Work instructions: Write out the whole listing again, exactly as given.

:::::

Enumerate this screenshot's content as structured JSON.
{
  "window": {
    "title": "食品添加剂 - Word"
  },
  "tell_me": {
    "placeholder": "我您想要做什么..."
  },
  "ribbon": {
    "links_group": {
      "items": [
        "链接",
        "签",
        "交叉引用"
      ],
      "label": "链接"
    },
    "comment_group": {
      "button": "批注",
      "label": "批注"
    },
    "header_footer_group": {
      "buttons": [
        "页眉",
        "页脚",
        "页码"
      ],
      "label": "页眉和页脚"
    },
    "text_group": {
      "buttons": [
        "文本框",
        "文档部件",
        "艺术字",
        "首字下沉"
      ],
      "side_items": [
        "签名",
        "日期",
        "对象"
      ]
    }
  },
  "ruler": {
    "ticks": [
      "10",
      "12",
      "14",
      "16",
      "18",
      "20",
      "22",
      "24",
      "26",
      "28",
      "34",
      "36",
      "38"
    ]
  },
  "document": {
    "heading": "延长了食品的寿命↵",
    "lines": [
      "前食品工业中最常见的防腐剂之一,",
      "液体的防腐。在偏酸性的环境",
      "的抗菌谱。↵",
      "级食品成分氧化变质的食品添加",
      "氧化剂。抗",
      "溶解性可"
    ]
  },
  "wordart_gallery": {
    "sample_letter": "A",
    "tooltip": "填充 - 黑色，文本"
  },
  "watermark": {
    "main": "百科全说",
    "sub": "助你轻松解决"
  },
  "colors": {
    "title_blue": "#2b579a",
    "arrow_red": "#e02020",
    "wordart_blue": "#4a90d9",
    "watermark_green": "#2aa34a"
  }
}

:::::

Problem solution:
Enumerate this screenshot's content as structured JSON.
{
  "window": {
    "title": "食品添加剂 - Word"
  },
  "tell_me": {
    "placeholder": "我您想要做什么..."
  },
  "ribbon": {
    "links_group": {
      "items": [
        "链接",
        "签",
        "交叉引用"
      ],
      "label": "链接"
    },
    "comment_group": {
      "button": "批注",
      "label": "批注"
    },
    "header_footer_group": {
      "buttons": [
        "页眉",
        "页脚",
        "页码"
      ],
      "label": "页眉和页脚"
    },
    "text_group": {
      "buttons": [
        "文本框",
        "文档部件",
        "艺术字",
        "首字下沉"
      ],
      "side_items": [
        "签名",
        "日期",
        "对象"
      ]
    }
  },
  "ruler": {
    "ticks": [
      "10",
      "12",
      "14",
      "16",
      "18",
      "20",
      "22",
      "24",
      "26",
      "28",
      "34",
      "36",
      "38"
    ]
  },
  "document": {
    "heading": "延长了食品的寿命↵",
    "lines": [
      "前食品工业中最常见的防腐剂之一,",
      "液体的防腐。在偏酸性的环境",
      "的抗菌谱。↵",
      "级食品成分氧化变质的食品添加",
      "氧化剂。抗",
      "溶解性可"
    ]
  },
  "wordart_gallery": {
    "sample_letter": "A",
    "tooltip": "填充 - 黑色，文本"
  },
  "watermark": {
    "main": "百科全说",
    "sub": "助你轻松解决"
  },
  "colors": {
    "title_blue": "#2b579a",
    "arrow_red": "#e02020",
    "wordart_blue": "#4a90d9",
    "watermark_green": "#2aa34a"
  }
}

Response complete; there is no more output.